Without including any images, repeat the data exactly.

Figure contents as structured data:
>> begin

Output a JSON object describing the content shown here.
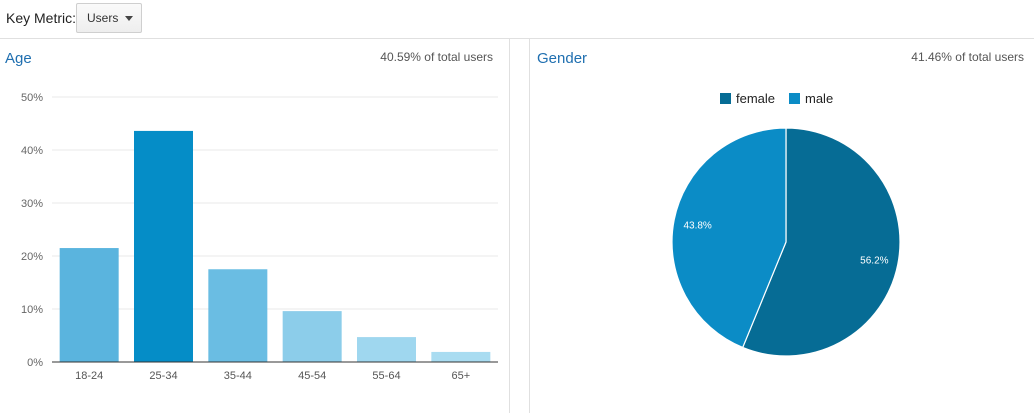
{
  "key_metric": {
    "label": "Key Metric:",
    "selected": "Users"
  },
  "colors": {
    "title": "#1f6fb0",
    "age_bars": [
      "#5ab4de",
      "#058dc7",
      "#6abde3",
      "#8ccdea",
      "#9fd7ef",
      "#a9dcf1"
    ],
    "female": "#066c95",
    "male": "#0b8cc6"
  },
  "age": {
    "title": "Age",
    "subtitle": "40.59% of total users"
  },
  "gender": {
    "title": "Gender",
    "subtitle": "41.46% of total users"
  },
  "chart_data": [
    {
      "type": "bar",
      "title": "Age",
      "categories": [
        "18-24",
        "25-34",
        "35-44",
        "45-54",
        "55-64",
        "65+"
      ],
      "values": [
        21.5,
        43.6,
        17.5,
        9.6,
        4.7,
        1.9
      ],
      "ylim": [
        0,
        50
      ],
      "yticks": [
        0,
        10,
        20,
        30,
        40,
        50
      ],
      "ytick_labels": [
        "0%",
        "10%",
        "20%",
        "30%",
        "40%",
        "50%"
      ],
      "grid": true
    },
    {
      "type": "pie",
      "title": "Gender",
      "labels": [
        "female",
        "male"
      ],
      "values": [
        56.2,
        43.8
      ],
      "value_labels": [
        "56.2%",
        "43.8%"
      ],
      "legend": "top"
    }
  ]
}
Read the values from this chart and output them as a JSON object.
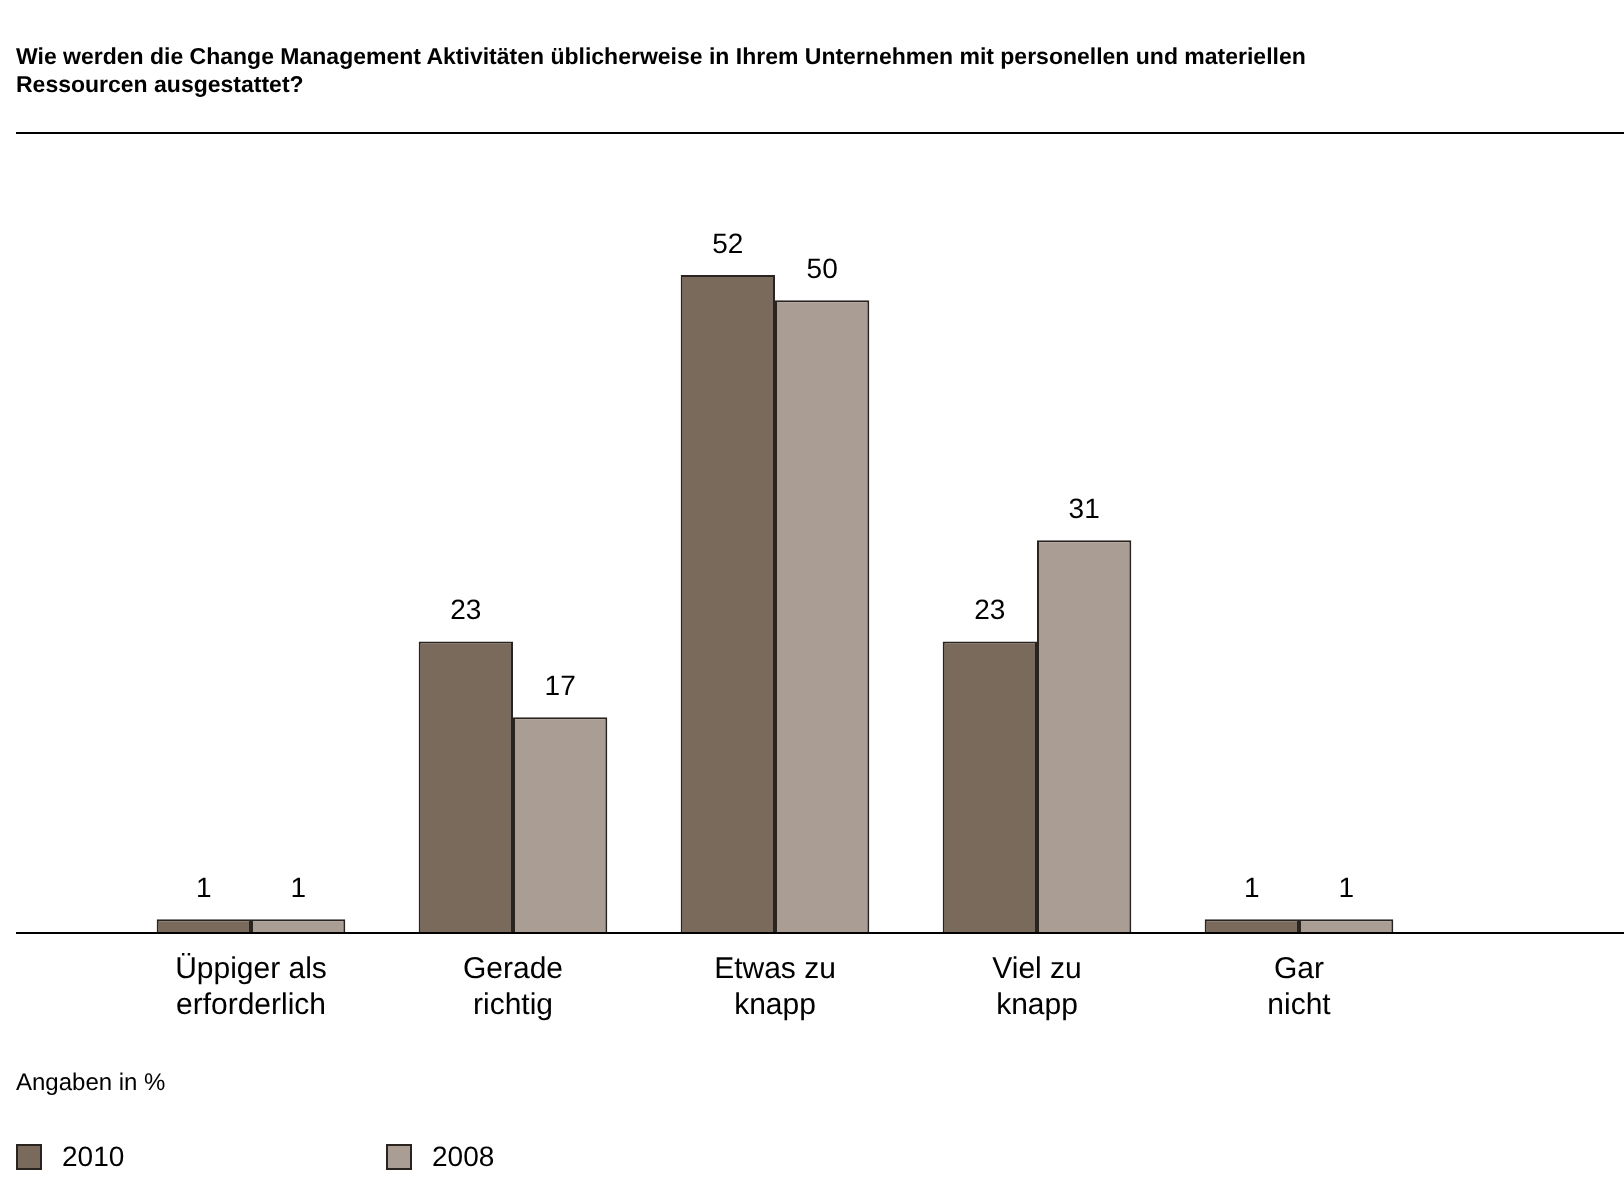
{
  "chart_data": {
    "type": "bar",
    "title": "Wie werden die Change Management Aktivitäten üblicherweise in Ihrem Unternehmen mit personellen und materiellen Ressourcen ausgestattet?",
    "categories": [
      "Üppiger als erforderlich",
      "Gerade richtig",
      "Etwas zu knapp",
      "Viel zu knapp",
      "Gar nicht"
    ],
    "series": [
      {
        "name": "2010",
        "color": "#7a6a5c",
        "values": [
          1,
          23,
          52,
          23,
          1
        ]
      },
      {
        "name": "2008",
        "color": "#aa9e94",
        "values": [
          1,
          17,
          50,
          31,
          1
        ]
      }
    ],
    "data_labels": true,
    "legend": "bottom left",
    "grid": false,
    "annotations": [
      "Angaben in %"
    ]
  }
}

>> end

**Response**
Output a JSON object describing the content shown here.
{
  "key_metric": {
    "label": "Key Metric:",
    "selected": "Users"
  },
  "colors": {
    "title": "#1f6fb0",
    "age_bars": [
      "#5ab4de",
      "#058dc7",
      "#6abde3",
      "#8ccdea",
      "#9fd7ef",
      "#a9dcf1"
    ],
    "female": "#066c95",
    "male": "#0b8cc6"
  },
  "age": {
    "title": "Age",
    "subtitle": "40.59% of total users"
  },
  "gender": {
    "title": "Gender",
    "subtitle": "41.46% of total users"
  },
  "chart_data": [
    {
      "type": "bar",
      "title": "Age",
      "categories": [
        "18-24",
        "25-34",
        "35-44",
        "45-54",
        "55-64",
        "65+"
      ],
      "values": [
        21.5,
        43.6,
        17.5,
        9.6,
        4.7,
        1.9
      ],
      "ylim": [
        0,
        50
      ],
      "yticks": [
        0,
        10,
        20,
        30,
        40,
        50
      ],
      "ytick_labels": [
        "0%",
        "10%",
        "20%",
        "30%",
        "40%",
        "50%"
      ],
      "grid": true
    },
    {
      "type": "pie",
      "title": "Gender",
      "labels": [
        "female",
        "male"
      ],
      "values": [
        56.2,
        43.8
      ],
      "value_labels": [
        "56.2%",
        "43.8%"
      ],
      "legend": "top"
    }
  ]
}
Read the values from this chart and output them as a JSON object.
{
  "chart_data": {
    "type": "bar",
    "title": "Wie werden die Change Management Aktivitäten üblicherweise in Ihrem Unternehmen mit personellen und materiellen Ressourcen ausgestattet?",
    "categories": [
      "Üppiger als erforderlich",
      "Gerade richtig",
      "Etwas zu knapp",
      "Viel zu knapp",
      "Gar nicht"
    ],
    "series": [
      {
        "name": "2010",
        "color": "#7a6a5c",
        "values": [
          1,
          23,
          52,
          23,
          1
        ]
      },
      {
        "name": "2008",
        "color": "#aa9e94",
        "values": [
          1,
          17,
          50,
          31,
          1
        ]
      }
    ],
    "data_labels": true,
    "legend": "bottom left",
    "grid": false,
    "annotations": [
      "Angaben in %"
    ]
  }
}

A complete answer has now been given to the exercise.